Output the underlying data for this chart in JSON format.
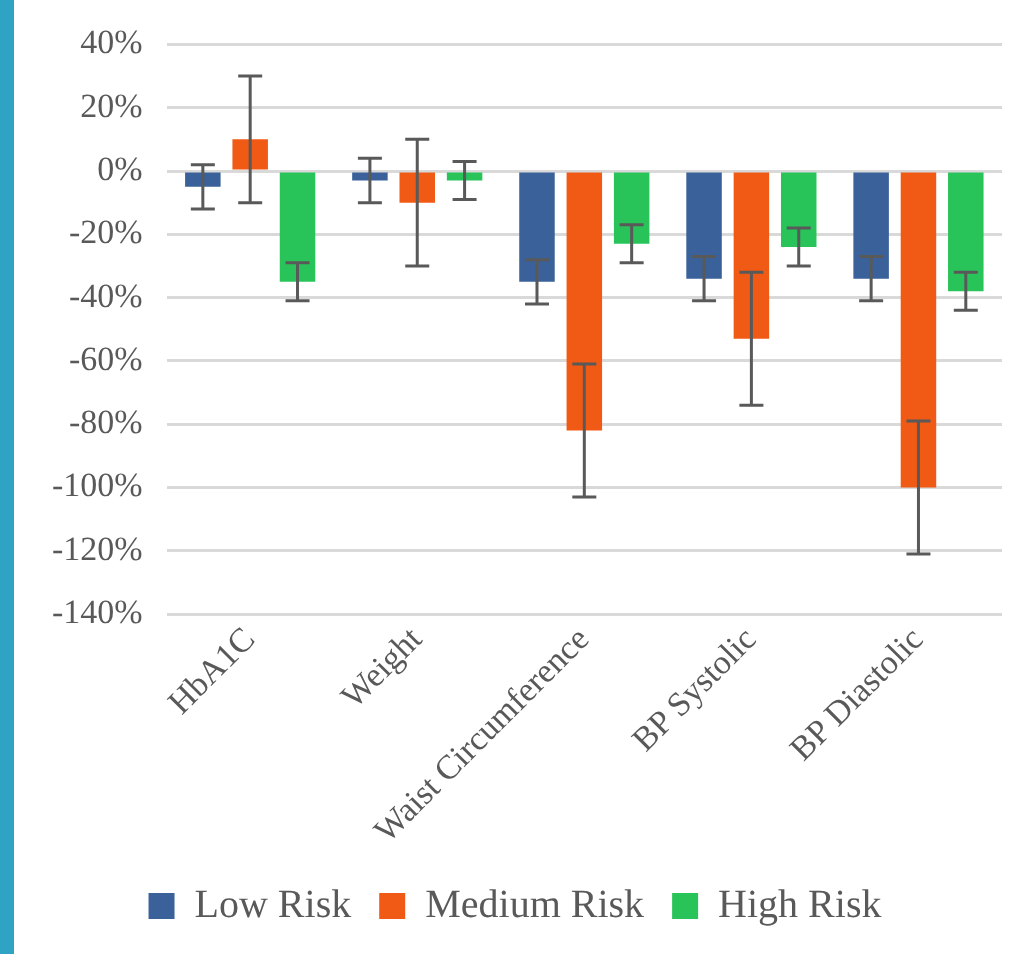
{
  "chart_data": {
    "type": "bar",
    "categories": [
      "HbA1C",
      "Weight",
      "Waist Circumference",
      "BP Systolic",
      "BP Diastolic"
    ],
    "series": [
      {
        "name": "Low Risk",
        "color": "#3a6199",
        "values": [
          -5,
          -3,
          -35,
          -34,
          -34
        ],
        "errors": [
          7,
          7,
          7,
          7,
          7
        ]
      },
      {
        "name": "Medium Risk",
        "color": "#f05a14",
        "values": [
          10,
          -10,
          -82,
          -53,
          -100
        ],
        "errors": [
          20,
          20,
          21,
          21,
          21
        ]
      },
      {
        "name": "High Risk",
        "color": "#28c45a",
        "values": [
          -35,
          -3,
          -23,
          -24,
          -38
        ],
        "errors": [
          6,
          6,
          6,
          6,
          6
        ]
      }
    ],
    "ylim": [
      -140,
      40
    ],
    "yticks": [
      {
        "value": 40,
        "label": "40%"
      },
      {
        "value": 20,
        "label": "20%"
      },
      {
        "value": 0,
        "label": "0%"
      },
      {
        "value": -20,
        "label": "-20%"
      },
      {
        "value": -40,
        "label": "-40%"
      },
      {
        "value": -60,
        "label": "-60%"
      },
      {
        "value": -80,
        "label": "-80%"
      },
      {
        "value": -100,
        "label": "-100%"
      },
      {
        "value": -120,
        "label": "-120%"
      },
      {
        "value": -140,
        "label": "-140%"
      }
    ],
    "grid": "y",
    "legend": "bottom"
  }
}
☆ ☆ ☆ ☆ ☆
What is asked ▸ Count every line of the material above that holds the string "Risk", then state only the total.

Answer for this exercise ▸ 3